AIM OF THE TASK
Repeat each entry as written, dropping any picture you find.

PROVIDED RECORDS
· · · ·

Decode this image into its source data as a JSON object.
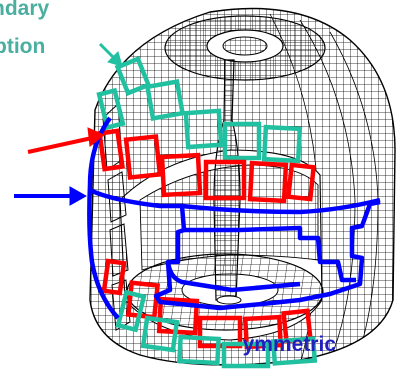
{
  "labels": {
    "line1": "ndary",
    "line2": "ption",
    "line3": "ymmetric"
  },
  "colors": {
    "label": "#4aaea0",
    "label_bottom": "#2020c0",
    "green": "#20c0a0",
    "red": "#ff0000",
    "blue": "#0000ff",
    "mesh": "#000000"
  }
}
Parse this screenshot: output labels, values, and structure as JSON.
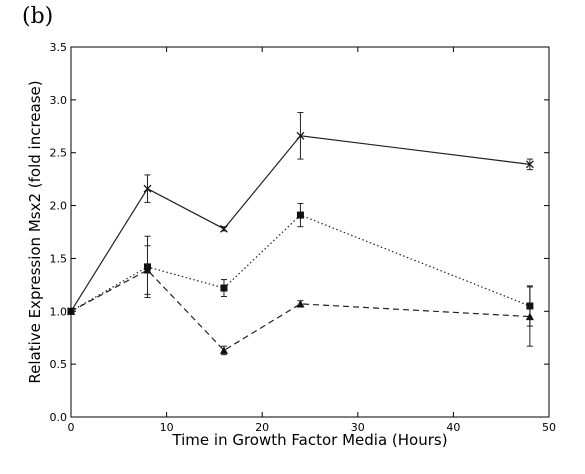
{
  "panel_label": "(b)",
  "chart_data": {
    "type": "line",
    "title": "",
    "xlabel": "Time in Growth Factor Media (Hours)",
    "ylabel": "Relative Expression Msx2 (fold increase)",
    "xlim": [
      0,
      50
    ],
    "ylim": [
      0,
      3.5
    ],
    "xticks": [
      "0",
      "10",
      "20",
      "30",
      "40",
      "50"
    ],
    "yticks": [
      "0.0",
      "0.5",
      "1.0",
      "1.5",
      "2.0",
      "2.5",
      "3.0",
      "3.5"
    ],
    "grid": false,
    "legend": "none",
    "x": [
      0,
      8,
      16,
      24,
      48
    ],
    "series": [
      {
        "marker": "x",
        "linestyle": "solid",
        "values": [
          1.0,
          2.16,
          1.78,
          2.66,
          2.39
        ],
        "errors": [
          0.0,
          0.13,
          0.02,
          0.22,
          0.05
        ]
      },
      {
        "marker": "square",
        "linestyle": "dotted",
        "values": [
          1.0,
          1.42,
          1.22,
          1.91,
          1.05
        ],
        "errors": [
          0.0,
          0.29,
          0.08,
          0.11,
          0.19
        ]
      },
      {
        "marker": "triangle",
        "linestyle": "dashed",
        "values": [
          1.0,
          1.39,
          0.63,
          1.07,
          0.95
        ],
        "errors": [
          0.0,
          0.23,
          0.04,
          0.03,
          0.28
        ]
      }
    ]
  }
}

· · · ·

RESULT OF THE TASK
Decode this image into its source data as a JSON object.
{
  "labels": {
    "line1": "ndary",
    "line2": "ption",
    "line3": "ymmetric"
  },
  "colors": {
    "label": "#4aaea0",
    "label_bottom": "#2020c0",
    "green": "#20c0a0",
    "red": "#ff0000",
    "blue": "#0000ff",
    "mesh": "#000000"
  }
}
Parse this screenshot: output labels, values, and structure as JSON.
{
  "panel_label": "(b)",
  "chart_data": {
    "type": "line",
    "title": "",
    "xlabel": "Time in Growth Factor Media (Hours)",
    "ylabel": "Relative Expression Msx2 (fold increase)",
    "xlim": [
      0,
      50
    ],
    "ylim": [
      0,
      3.5
    ],
    "xticks": [
      "0",
      "10",
      "20",
      "30",
      "40",
      "50"
    ],
    "yticks": [
      "0.0",
      "0.5",
      "1.0",
      "1.5",
      "2.0",
      "2.5",
      "3.0",
      "3.5"
    ],
    "grid": false,
    "legend": "none",
    "x": [
      0,
      8,
      16,
      24,
      48
    ],
    "series": [
      {
        "marker": "x",
        "linestyle": "solid",
        "values": [
          1.0,
          2.16,
          1.78,
          2.66,
          2.39
        ],
        "errors": [
          0.0,
          0.13,
          0.02,
          0.22,
          0.05
        ]
      },
      {
        "marker": "square",
        "linestyle": "dotted",
        "values": [
          1.0,
          1.42,
          1.22,
          1.91,
          1.05
        ],
        "errors": [
          0.0,
          0.29,
          0.08,
          0.11,
          0.19
        ]
      },
      {
        "marker": "triangle",
        "linestyle": "dashed",
        "values": [
          1.0,
          1.39,
          0.63,
          1.07,
          0.95
        ],
        "errors": [
          0.0,
          0.23,
          0.04,
          0.03,
          0.28
        ]
      }
    ]
  }
}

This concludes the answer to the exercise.